Task set »
A) In the liver failure nutrition extract, list the complications whose frequency was lower with nutritional intervention in high-risk patients after confounding adjustment.
B) Reproduce the liver failure nutrition extract word for word, between "Conclusion: Over half" and "the mortality rate.", inclusive.
C) Answer these questions from the liver failure nutrition extract:
(i) What was the median age of the participants?
(ii) In up to what percentage of patients with cirrhosis is malnutrition seen?
(iii) About what share of outpatients with alcohol-related liver disease suffer from malnutrition?

Source extract »
Results: Among participants (median age 53 years, 69.2% male), 52.5% (3,201) had nutritional risk, who were older, had lower body mass index (BMI), longer hospital stays, and higher rates of infection, hepatorenal syndrome, hepatic encephalopathy, coagulation disorders, and mortality (p < 0.01). After confounding adjustment, nutritional intervention in high-risk patients was associated with lower frequency of ascites (OR = 0.50, 95% CI: 0.31–0.80), infection (OR = 0.70, 95% CI: 0.52–0.94), and spontaneous bacterial peritonitis (SBP) (OR = 0.34, 95% CI: 0.24–0.49). Moreover, for patients without nutritional risk, nutritional intervention was also associated with lower frequency of ascites [0.26 (0.12–0.55)], SBP [0.30 (0.17–0.54)], and coagulation disorder [0.35 (0.17–0.72)]. Subgroup analysis showed consistent conclusions in most subgroups. However, nutritional intervention had no significant effect on improving all-cause mortality.

Conclusion: Over half of liver failure patients have nutritional risk. Adjuvant nutritional support was associated with significantly lower frequencies of clinical complications, especially ascites and SBP, regardless of nutritional risk.

Introduction

Acute-on-chronic liver failure (ACLF), characterized by decompensation of liver function, is one of the most urgent end stage liver diseases (1, 2). Patients with ACLF often suffer from a series of severe complications (3). These complications not only severely affect the quality of life of patients but also significantly increase the mortality rate.

The functions of synthesis, metabolism, and detoxification are severely impaired in the state of liver failure. Meanwhile, patients often experience digestive symptoms such as loss of appetite, nausea, and vomiting, which further affect the intake and absorption of nutrients. Thus, patients with ACLF generally face a high nutritional risk (4–6). Malnutrition is a common complication in patients with ACLF (7), and malnutrition is seen in up to 90% of patients with cirrhosis (8). However, nutrition has a central prognostic and therapeutic role in the management of patients with liver disease. Studies revealed that approximately 50% of outpatients with alcohol-related liver disease (ALD) suffer from malnutrition, while nearly all inpatients with ALD are affected. Notably, malnutrition has a negative impact on treatment responses and patient outcomes (9, 10). Individualized nutritional interventions may improve prognosis of patients with ACLF (11).

Data for analysis »
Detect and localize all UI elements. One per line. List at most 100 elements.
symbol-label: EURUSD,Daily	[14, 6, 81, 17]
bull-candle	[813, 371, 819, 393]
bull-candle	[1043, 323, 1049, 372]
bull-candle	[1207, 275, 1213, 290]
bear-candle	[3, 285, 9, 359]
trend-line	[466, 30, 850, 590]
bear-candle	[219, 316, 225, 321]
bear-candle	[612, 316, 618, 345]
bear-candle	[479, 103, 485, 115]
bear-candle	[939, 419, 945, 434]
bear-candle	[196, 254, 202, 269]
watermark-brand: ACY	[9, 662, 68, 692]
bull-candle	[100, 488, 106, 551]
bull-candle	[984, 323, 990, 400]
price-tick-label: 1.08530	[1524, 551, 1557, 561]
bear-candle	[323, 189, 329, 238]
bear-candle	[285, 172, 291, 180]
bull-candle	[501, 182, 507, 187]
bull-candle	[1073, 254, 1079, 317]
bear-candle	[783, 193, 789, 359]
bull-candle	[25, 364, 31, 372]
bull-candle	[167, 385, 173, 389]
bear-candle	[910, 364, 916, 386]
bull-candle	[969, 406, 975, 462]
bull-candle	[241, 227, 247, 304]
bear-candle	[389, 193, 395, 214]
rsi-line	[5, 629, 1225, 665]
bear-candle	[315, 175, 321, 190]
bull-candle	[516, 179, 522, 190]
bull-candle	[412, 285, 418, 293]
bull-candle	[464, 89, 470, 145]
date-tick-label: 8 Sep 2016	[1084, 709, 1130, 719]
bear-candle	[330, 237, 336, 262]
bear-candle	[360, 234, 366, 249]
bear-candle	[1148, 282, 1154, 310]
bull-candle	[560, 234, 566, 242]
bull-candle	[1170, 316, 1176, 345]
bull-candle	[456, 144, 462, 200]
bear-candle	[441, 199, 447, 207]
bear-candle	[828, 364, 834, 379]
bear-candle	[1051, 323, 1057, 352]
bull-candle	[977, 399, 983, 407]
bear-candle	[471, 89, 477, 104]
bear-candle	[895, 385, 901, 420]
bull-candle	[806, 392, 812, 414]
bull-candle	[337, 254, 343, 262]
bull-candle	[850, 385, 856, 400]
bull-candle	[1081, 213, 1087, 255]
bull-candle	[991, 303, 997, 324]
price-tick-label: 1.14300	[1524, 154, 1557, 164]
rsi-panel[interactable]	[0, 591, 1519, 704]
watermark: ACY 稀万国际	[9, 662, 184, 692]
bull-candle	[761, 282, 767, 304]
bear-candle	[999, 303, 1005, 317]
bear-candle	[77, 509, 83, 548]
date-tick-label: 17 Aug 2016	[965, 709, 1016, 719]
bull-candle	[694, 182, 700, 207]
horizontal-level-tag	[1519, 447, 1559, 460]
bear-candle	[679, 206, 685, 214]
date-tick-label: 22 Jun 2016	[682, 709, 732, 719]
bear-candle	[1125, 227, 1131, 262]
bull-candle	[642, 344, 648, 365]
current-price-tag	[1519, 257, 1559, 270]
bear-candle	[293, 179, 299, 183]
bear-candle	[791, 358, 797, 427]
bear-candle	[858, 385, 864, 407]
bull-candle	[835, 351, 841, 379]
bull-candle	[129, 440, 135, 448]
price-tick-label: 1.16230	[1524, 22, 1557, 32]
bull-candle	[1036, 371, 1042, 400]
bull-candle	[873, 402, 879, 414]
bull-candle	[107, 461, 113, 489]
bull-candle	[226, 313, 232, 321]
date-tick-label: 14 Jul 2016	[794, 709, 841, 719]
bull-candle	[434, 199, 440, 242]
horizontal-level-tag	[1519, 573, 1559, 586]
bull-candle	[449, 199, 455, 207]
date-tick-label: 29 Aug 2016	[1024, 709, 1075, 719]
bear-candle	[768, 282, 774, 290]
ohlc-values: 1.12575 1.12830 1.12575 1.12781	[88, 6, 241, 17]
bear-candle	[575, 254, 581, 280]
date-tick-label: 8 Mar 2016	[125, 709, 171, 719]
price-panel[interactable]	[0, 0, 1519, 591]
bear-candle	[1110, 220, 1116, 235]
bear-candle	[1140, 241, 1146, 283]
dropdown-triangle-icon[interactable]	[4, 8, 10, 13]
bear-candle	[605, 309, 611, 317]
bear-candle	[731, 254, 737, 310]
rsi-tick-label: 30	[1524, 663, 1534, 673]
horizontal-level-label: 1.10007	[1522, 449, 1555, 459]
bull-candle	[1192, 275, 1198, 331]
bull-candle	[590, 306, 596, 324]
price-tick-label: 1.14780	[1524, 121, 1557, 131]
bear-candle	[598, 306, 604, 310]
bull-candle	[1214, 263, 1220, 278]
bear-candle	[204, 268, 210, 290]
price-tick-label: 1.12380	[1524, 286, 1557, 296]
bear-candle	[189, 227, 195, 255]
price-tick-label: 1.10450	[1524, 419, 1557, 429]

Solutions by task »
A)
Ascites
Infection
Spontaneous bacterial peritonitis (SBP)

B)
Conclusion: Over half of liver failure patients have nutritional risk. Adjuvant nutritional support was associated with significantly lower frequencies of clinical complications, especially ascites and SBP, regardless of nutritional risk.

Introduction

Acute-on-chronic liver failure (ACLF), characterized by decompensation of liver function, is one of the most urgent end stage liver diseases (1, 2). Patients with ACLF often suffer from a series of severe complications (3). These complications not only severely affect the quality of life of patients but also significantly increase the mortality rate.

C)
(i) 53 years
(ii) 90%
(iii) Approximately 50%